Data for this exercise:
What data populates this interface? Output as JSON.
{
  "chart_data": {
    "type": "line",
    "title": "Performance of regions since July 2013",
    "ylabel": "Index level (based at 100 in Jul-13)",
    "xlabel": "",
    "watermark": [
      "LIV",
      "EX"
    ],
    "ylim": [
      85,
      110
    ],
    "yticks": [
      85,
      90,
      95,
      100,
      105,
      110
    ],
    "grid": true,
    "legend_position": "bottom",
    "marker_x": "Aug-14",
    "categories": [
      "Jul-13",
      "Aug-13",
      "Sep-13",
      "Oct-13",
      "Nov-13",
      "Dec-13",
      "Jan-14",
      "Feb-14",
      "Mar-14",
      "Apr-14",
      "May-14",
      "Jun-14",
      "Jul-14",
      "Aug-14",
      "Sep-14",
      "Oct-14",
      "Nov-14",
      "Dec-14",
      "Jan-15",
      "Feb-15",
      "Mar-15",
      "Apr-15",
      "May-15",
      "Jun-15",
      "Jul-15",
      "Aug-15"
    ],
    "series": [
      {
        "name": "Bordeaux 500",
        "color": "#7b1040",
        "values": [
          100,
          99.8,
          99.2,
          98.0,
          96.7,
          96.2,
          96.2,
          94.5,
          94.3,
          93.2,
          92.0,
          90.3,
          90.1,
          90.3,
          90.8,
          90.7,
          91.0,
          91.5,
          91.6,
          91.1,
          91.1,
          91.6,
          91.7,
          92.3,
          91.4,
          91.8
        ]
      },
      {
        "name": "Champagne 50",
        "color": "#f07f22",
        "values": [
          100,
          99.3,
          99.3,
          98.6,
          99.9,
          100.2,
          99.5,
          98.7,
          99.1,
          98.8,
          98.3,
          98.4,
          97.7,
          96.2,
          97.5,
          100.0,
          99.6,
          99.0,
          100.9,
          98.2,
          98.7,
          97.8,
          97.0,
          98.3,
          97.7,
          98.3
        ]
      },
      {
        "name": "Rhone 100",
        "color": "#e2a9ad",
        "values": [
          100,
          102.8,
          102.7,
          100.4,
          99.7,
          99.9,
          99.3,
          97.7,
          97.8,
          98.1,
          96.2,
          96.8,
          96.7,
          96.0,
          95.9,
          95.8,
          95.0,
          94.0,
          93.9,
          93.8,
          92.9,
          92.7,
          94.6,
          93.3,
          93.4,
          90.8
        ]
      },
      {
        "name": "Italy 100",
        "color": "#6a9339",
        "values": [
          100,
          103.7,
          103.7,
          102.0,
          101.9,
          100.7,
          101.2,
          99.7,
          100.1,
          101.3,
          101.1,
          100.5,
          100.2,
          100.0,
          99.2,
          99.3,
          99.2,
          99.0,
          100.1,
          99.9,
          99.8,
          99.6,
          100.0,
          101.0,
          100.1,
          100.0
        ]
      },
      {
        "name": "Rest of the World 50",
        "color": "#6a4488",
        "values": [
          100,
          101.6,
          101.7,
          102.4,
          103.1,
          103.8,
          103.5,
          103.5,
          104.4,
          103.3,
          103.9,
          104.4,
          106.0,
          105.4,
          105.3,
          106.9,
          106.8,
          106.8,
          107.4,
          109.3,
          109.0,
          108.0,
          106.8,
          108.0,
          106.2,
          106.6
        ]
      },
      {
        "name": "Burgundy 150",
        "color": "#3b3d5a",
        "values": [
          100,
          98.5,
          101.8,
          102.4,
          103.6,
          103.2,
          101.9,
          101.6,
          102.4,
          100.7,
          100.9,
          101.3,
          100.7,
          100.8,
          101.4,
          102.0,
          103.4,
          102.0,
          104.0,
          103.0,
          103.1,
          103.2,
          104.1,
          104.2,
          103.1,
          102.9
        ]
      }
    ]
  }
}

What is asked: Retype the listing exactly, in full.

Result for this exercise:
What data populates this interface? Output as JSON.
{
  "chart_data": {
    "type": "line",
    "title": "Performance of regions since July 2013",
    "ylabel": "Index level (based at 100 in Jul-13)",
    "xlabel": "",
    "watermark": [
      "LIV",
      "EX"
    ],
    "ylim": [
      85,
      110
    ],
    "yticks": [
      85,
      90,
      95,
      100,
      105,
      110
    ],
    "grid": true,
    "legend_position": "bottom",
    "marker_x": "Aug-14",
    "categories": [
      "Jul-13",
      "Aug-13",
      "Sep-13",
      "Oct-13",
      "Nov-13",
      "Dec-13",
      "Jan-14",
      "Feb-14",
      "Mar-14",
      "Apr-14",
      "May-14",
      "Jun-14",
      "Jul-14",
      "Aug-14",
      "Sep-14",
      "Oct-14",
      "Nov-14",
      "Dec-14",
      "Jan-15",
      "Feb-15",
      "Mar-15",
      "Apr-15",
      "May-15",
      "Jun-15",
      "Jul-15",
      "Aug-15"
    ],
    "series": [
      {
        "name": "Bordeaux 500",
        "color": "#7b1040",
        "values": [
          100,
          99.8,
          99.2,
          98.0,
          96.7,
          96.2,
          96.2,
          94.5,
          94.3,
          93.2,
          92.0,
          90.3,
          90.1,
          90.3,
          90.8,
          90.7,
          91.0,
          91.5,
          91.6,
          91.1,
          91.1,
          91.6,
          91.7,
          92.3,
          91.4,
          91.8
        ]
      },
      {
        "name": "Champagne 50",
        "color": "#f07f22",
        "values": [
          100,
          99.3,
          99.3,
          98.6,
          99.9,
          100.2,
          99.5,
          98.7,
          99.1,
          98.8,
          98.3,
          98.4,
          97.7,
          96.2,
          97.5,
          100.0,
          99.6,
          99.0,
          100.9,
          98.2,
          98.7,
          97.8,
          97.0,
          98.3,
          97.7,
          98.3
        ]
      },
      {
        "name": "Rhone 100",
        "color": "#e2a9ad",
        "values": [
          100,
          102.8,
          102.7,
          100.4,
          99.7,
          99.9,
          99.3,
          97.7,
          97.8,
          98.1,
          96.2,
          96.8,
          96.7,
          96.0,
          95.9,
          95.8,
          95.0,
          94.0,
          93.9,
          93.8,
          92.9,
          92.7,
          94.6,
          93.3,
          93.4,
          90.8
        ]
      },
      {
        "name": "Italy 100",
        "color": "#6a9339",
        "values": [
          100,
          103.7,
          103.7,
          102.0,
          101.9,
          100.7,
          101.2,
          99.7,
          100.1,
          101.3,
          101.1,
          100.5,
          100.2,
          100.0,
          99.2,
          99.3,
          99.2,
          99.0,
          100.1,
          99.9,
          99.8,
          99.6,
          100.0,
          101.0,
          100.1,
          100.0
        ]
      },
      {
        "name": "Rest of the World 50",
        "color": "#6a4488",
        "values": [
          100,
          101.6,
          101.7,
          102.4,
          103.1,
          103.8,
          103.5,
          103.5,
          104.4,
          103.3,
          103.9,
          104.4,
          106.0,
          105.4,
          105.3,
          106.9,
          106.8,
          106.8,
          107.4,
          109.3,
          109.0,
          108.0,
          106.8,
          108.0,
          106.2,
          106.6
        ]
      },
      {
        "name": "Burgundy 150",
        "color": "#3b3d5a",
        "values": [
          100,
          98.5,
          101.8,
          102.4,
          103.6,
          103.2,
          101.9,
          101.6,
          102.4,
          100.7,
          100.9,
          101.3,
          100.7,
          100.8,
          101.4,
          102.0,
          103.4,
          102.0,
          104.0,
          103.0,
          103.1,
          103.2,
          104.1,
          104.2,
          103.1,
          102.9
        ]
      }
    ]
  }
}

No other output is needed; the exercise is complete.